Print the entries below word for word; the pictures stay out of your copy.

▶ [Record extracts]:
++++++++

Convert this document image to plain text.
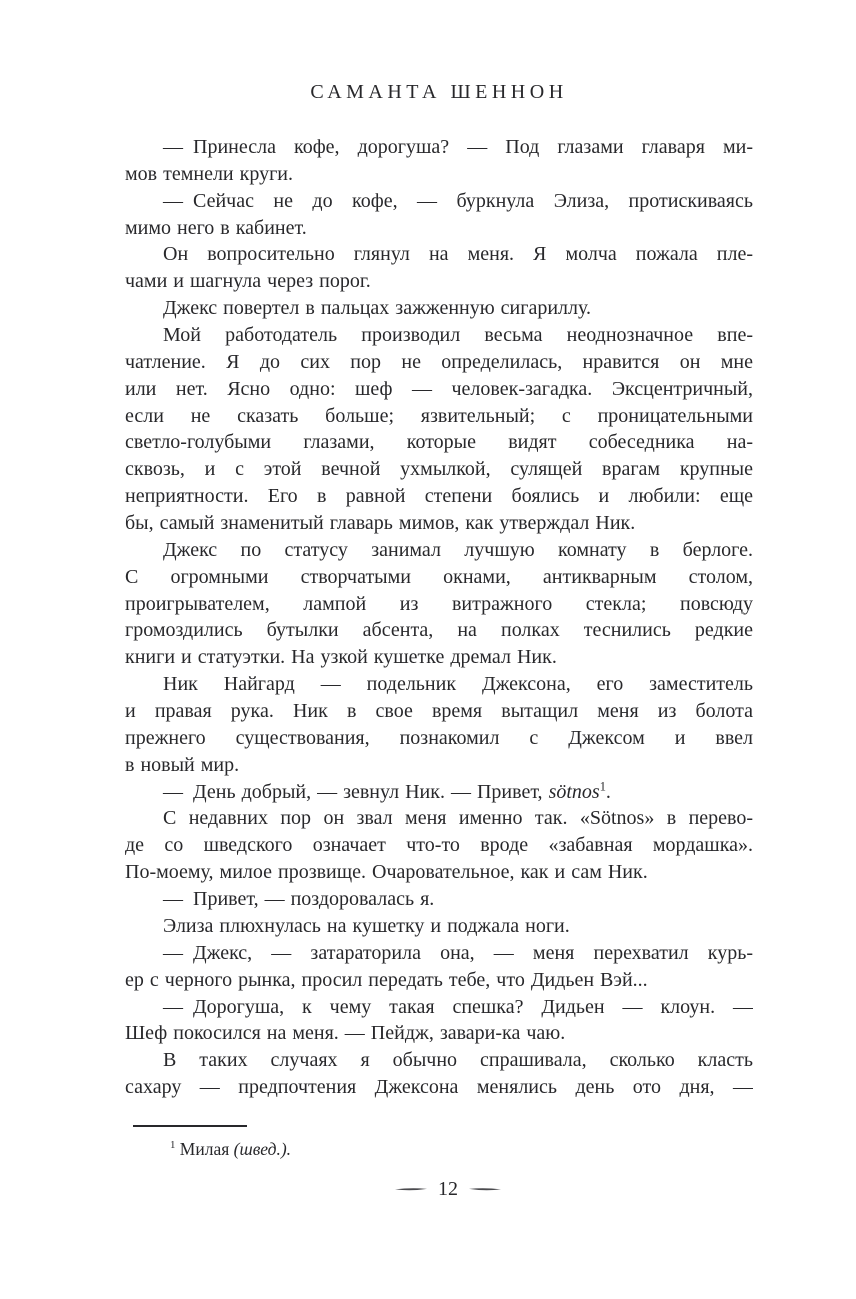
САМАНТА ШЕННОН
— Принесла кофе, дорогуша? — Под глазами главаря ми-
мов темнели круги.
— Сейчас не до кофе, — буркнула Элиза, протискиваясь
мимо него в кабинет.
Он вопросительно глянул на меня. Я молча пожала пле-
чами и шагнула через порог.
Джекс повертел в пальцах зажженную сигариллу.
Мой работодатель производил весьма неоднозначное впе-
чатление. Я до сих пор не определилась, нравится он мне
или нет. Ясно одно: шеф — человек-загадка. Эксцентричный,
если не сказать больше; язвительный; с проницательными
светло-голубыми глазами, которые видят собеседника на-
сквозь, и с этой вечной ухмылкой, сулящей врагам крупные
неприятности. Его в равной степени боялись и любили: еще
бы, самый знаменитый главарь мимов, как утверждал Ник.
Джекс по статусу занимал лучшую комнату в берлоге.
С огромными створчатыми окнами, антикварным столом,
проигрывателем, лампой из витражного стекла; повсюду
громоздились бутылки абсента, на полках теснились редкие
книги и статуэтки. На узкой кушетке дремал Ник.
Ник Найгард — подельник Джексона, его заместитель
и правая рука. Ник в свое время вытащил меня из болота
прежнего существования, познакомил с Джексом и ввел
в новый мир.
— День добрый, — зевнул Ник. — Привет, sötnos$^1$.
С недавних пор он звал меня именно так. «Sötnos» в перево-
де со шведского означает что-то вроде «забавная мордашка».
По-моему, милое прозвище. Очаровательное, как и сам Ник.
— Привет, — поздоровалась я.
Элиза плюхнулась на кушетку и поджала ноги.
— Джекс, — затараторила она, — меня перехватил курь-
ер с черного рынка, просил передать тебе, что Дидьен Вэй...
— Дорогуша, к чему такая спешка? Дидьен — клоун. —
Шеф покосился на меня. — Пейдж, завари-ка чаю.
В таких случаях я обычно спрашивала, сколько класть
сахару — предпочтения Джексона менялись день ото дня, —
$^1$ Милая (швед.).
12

++++++++

▶ [Exercise output]:
Convert this document image to plain text.
САМАНТА ШЕННОН
— Принесла кофе, дорогуша? — Под глазами главаря ми-
мов темнели круги.
— Сейчас не до кофе, — буркнула Элиза, протискиваясь
мимо него в кабинет.
Он вопросительно глянул на меня. Я молча пожала пле-
чами и шагнула через порог.
Джекс повертел в пальцах зажженную сигариллу.
Мой работодатель производил весьма неоднозначное впе-
чатление. Я до сих пор не определилась, нравится он мне
или нет. Ясно одно: шеф — человек-загадка. Эксцентричный,
если не сказать больше; язвительный; с проницательными
светло-голубыми глазами, которые видят собеседника на-
сквозь, и с этой вечной ухмылкой, сулящей врагам крупные
неприятности. Его в равной степени боялись и любили: еще
бы, самый знаменитый главарь мимов, как утверждал Ник.
Джекс по статусу занимал лучшую комнату в берлоге.
С огромными створчатыми окнами, антикварным столом,
проигрывателем, лампой из витражного стекла; повсюду
громоздились бутылки абсента, на полках теснились редкие
книги и статуэтки. На узкой кушетке дремал Ник.
Ник Найгард — подельник Джексона, его заместитель
и правая рука. Ник в свое время вытащил меня из болота
прежнего существования, познакомил с Джексом и ввел
в новый мир.
— День добрый, — зевнул Ник. — Привет, sötnos$^1$.
С недавних пор он звал меня именно так. «Sötnos» в перево-
де со шведского означает что-то вроде «забавная мордашка».
По-моему, милое прозвище. Очаровательное, как и сам Ник.
— Привет, — поздоровалась я.
Элиза плюхнулась на кушетку и поджала ноги.
— Джекс, — затараторила она, — меня перехватил курь-
ер с черного рынка, просил передать тебе, что Дидьен Вэй...
— Дорогуша, к чему такая спешка? Дидьен — клоун. —
Шеф покосился на меня. — Пейдж, завари-ка чаю.
В таких случаях я обычно спрашивала, сколько класть
сахару — предпочтения Джексона менялись день ото дня, —
$^1$ Милая (швед.).
12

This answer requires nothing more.